§ **REQUEST**: All records should be reproduced verbatim.

(Dataset listings of figures)
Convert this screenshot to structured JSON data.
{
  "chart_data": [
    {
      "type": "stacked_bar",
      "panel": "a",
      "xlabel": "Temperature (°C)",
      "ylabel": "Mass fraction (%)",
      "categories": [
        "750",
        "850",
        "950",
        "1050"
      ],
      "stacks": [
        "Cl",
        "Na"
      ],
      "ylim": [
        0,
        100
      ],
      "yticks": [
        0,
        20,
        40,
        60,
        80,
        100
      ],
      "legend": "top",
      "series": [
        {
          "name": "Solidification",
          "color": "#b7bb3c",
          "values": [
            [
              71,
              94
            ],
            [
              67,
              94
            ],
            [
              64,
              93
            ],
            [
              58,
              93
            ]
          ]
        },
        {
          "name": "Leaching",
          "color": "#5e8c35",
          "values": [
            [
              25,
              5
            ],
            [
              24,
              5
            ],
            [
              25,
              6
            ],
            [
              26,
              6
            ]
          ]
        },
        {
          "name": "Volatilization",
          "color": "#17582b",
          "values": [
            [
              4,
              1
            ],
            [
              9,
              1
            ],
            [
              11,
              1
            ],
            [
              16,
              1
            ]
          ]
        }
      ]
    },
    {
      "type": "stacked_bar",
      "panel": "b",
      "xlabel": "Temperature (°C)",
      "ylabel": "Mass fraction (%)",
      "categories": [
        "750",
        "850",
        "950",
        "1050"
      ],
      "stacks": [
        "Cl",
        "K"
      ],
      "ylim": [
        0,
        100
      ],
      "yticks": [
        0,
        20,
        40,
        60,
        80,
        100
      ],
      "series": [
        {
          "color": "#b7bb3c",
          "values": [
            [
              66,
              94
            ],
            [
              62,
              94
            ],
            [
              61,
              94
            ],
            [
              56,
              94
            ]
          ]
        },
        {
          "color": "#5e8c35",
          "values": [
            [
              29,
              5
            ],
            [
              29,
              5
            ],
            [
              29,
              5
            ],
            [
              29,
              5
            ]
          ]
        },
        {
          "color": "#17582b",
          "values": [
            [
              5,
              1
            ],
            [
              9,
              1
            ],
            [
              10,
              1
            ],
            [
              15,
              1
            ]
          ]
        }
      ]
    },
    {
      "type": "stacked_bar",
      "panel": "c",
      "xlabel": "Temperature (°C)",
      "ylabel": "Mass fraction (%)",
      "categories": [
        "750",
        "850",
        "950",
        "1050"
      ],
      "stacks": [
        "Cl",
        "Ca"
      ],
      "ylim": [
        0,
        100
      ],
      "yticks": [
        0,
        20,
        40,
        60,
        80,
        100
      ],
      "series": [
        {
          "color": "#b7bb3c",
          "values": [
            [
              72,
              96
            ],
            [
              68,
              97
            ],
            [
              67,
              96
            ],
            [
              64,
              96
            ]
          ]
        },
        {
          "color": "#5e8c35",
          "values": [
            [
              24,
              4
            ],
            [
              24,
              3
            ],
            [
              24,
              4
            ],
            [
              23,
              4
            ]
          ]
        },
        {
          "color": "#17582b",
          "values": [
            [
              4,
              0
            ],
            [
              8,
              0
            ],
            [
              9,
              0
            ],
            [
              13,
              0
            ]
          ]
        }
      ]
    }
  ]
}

§ **SOLUTION TO THE EXERCISE**:
Convert this screenshot to structured JSON data.
{
  "chart_data": [
    {
      "type": "stacked_bar",
      "panel": "a",
      "xlabel": "Temperature (°C)",
      "ylabel": "Mass fraction (%)",
      "categories": [
        "750",
        "850",
        "950",
        "1050"
      ],
      "stacks": [
        "Cl",
        "Na"
      ],
      "ylim": [
        0,
        100
      ],
      "yticks": [
        0,
        20,
        40,
        60,
        80,
        100
      ],
      "legend": "top",
      "series": [
        {
          "name": "Solidification",
          "color": "#b7bb3c",
          "values": [
            [
              71,
              94
            ],
            [
              67,
              94
            ],
            [
              64,
              93
            ],
            [
              58,
              93
            ]
          ]
        },
        {
          "name": "Leaching",
          "color": "#5e8c35",
          "values": [
            [
              25,
              5
            ],
            [
              24,
              5
            ],
            [
              25,
              6
            ],
            [
              26,
              6
            ]
          ]
        },
        {
          "name": "Volatilization",
          "color": "#17582b",
          "values": [
            [
              4,
              1
            ],
            [
              9,
              1
            ],
            [
              11,
              1
            ],
            [
              16,
              1
            ]
          ]
        }
      ]
    },
    {
      "type": "stacked_bar",
      "panel": "b",
      "xlabel": "Temperature (°C)",
      "ylabel": "Mass fraction (%)",
      "categories": [
        "750",
        "850",
        "950",
        "1050"
      ],
      "stacks": [
        "Cl",
        "K"
      ],
      "ylim": [
        0,
        100
      ],
      "yticks": [
        0,
        20,
        40,
        60,
        80,
        100
      ],
      "series": [
        {
          "color": "#b7bb3c",
          "values": [
            [
              66,
              94
            ],
            [
              62,
              94
            ],
            [
              61,
              94
            ],
            [
              56,
              94
            ]
          ]
        },
        {
          "color": "#5e8c35",
          "values": [
            [
              29,
              5
            ],
            [
              29,
              5
            ],
            [
              29,
              5
            ],
            [
              29,
              5
            ]
          ]
        },
        {
          "color": "#17582b",
          "values": [
            [
              5,
              1
            ],
            [
              9,
              1
            ],
            [
              10,
              1
            ],
            [
              15,
              1
            ]
          ]
        }
      ]
    },
    {
      "type": "stacked_bar",
      "panel": "c",
      "xlabel": "Temperature (°C)",
      "ylabel": "Mass fraction (%)",
      "categories": [
        "750",
        "850",
        "950",
        "1050"
      ],
      "stacks": [
        "Cl",
        "Ca"
      ],
      "ylim": [
        0,
        100
      ],
      "yticks": [
        0,
        20,
        40,
        60,
        80,
        100
      ],
      "series": [
        {
          "color": "#b7bb3c",
          "values": [
            [
              72,
              96
            ],
            [
              68,
              97
            ],
            [
              67,
              96
            ],
            [
              64,
              96
            ]
          ]
        },
        {
          "color": "#5e8c35",
          "values": [
            [
              24,
              4
            ],
            [
              24,
              3
            ],
            [
              24,
              4
            ],
            [
              23,
              4
            ]
          ]
        },
        {
          "color": "#17582b",
          "values": [
            [
              4,
              0
            ],
            [
              8,
              0
            ],
            [
              9,
              0
            ],
            [
              13,
              0
            ]
          ]
        }
      ]
    }
  ]
}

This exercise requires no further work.